- [REQUIREMENT]:
Quote every line of the material beneath this one.

- [RECORDS FOR THIS TASK]:
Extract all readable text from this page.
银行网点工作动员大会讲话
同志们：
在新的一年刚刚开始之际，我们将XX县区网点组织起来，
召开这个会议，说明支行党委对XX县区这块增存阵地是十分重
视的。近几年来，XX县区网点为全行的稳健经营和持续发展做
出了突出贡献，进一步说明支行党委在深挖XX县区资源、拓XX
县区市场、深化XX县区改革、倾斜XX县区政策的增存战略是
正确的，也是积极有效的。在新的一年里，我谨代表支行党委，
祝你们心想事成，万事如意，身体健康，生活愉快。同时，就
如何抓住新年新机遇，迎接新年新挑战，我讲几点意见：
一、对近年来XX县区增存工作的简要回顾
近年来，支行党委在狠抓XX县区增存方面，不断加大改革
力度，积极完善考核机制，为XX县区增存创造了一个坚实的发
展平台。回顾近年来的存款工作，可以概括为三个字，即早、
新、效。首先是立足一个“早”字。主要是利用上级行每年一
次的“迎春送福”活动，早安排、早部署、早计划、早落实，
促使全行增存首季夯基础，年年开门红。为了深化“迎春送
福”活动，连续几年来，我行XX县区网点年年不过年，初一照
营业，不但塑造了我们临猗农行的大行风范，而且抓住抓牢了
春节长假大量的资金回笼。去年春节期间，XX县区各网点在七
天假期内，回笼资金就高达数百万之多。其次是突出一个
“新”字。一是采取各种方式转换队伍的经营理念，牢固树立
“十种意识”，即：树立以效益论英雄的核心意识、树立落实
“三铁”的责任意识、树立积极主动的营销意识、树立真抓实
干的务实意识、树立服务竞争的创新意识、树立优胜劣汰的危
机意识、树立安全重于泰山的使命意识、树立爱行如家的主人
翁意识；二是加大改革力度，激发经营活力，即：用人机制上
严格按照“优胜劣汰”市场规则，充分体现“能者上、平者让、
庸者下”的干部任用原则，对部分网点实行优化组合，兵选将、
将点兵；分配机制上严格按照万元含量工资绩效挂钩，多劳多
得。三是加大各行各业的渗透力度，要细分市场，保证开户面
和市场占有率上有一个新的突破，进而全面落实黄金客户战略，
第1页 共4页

- [ANSWER BELOW]:
Extract all readable text from this page.
银行网点工作动员大会讲话
同志们：
在新的一年刚刚开始之际，我们将XX县区网点组织起来，
召开这个会议，说明支行党委对XX县区这块增存阵地是十分重
视的。近几年来，XX县区网点为全行的稳健经营和持续发展做
出了突出贡献，进一步说明支行党委在深挖XX县区资源、拓XX
县区市场、深化XX县区改革、倾斜XX县区政策的增存战略是
正确的，也是积极有效的。在新的一年里，我谨代表支行党委，
祝你们心想事成，万事如意，身体健康，生活愉快。同时，就
如何抓住新年新机遇，迎接新年新挑战，我讲几点意见：
一、对近年来XX县区增存工作的简要回顾
近年来，支行党委在狠抓XX县区增存方面，不断加大改革
力度，积极完善考核机制，为XX县区增存创造了一个坚实的发
展平台。回顾近年来的存款工作，可以概括为三个字，即早、
新、效。首先是立足一个“早”字。主要是利用上级行每年一
次的“迎春送福”活动，早安排、早部署、早计划、早落实，
促使全行增存首季夯基础，年年开门红。为了深化“迎春送
福”活动，连续几年来，我行XX县区网点年年不过年，初一照
营业，不但塑造了我们临猗农行的大行风范，而且抓住抓牢了
春节长假大量的资金回笼。去年春节期间，XX县区各网点在七
天假期内，回笼资金就高达数百万之多。其次是突出一个
“新”字。一是采取各种方式转换队伍的经营理念，牢固树立
“十种意识”，即：树立以效益论英雄的核心意识、树立落实
“三铁”的责任意识、树立积极主动的营销意识、树立真抓实
干的务实意识、树立服务竞争的创新意识、树立优胜劣汰的危
机意识、树立安全重于泰山的使命意识、树立爱行如家的主人
翁意识；二是加大改革力度，激发经营活力，即：用人机制上
严格按照“优胜劣汰”市场规则，充分体现“能者上、平者让、
庸者下”的干部任用原则，对部分网点实行优化组合，兵选将、
将点兵；分配机制上严格按照万元含量工资绩效挂钩，多劳多
得。三是加大各行各业的渗透力度，要细分市场，保证开户面
和市场占有率上有一个新的突破，进而全面落实黄金客户战略，
第1页 共4页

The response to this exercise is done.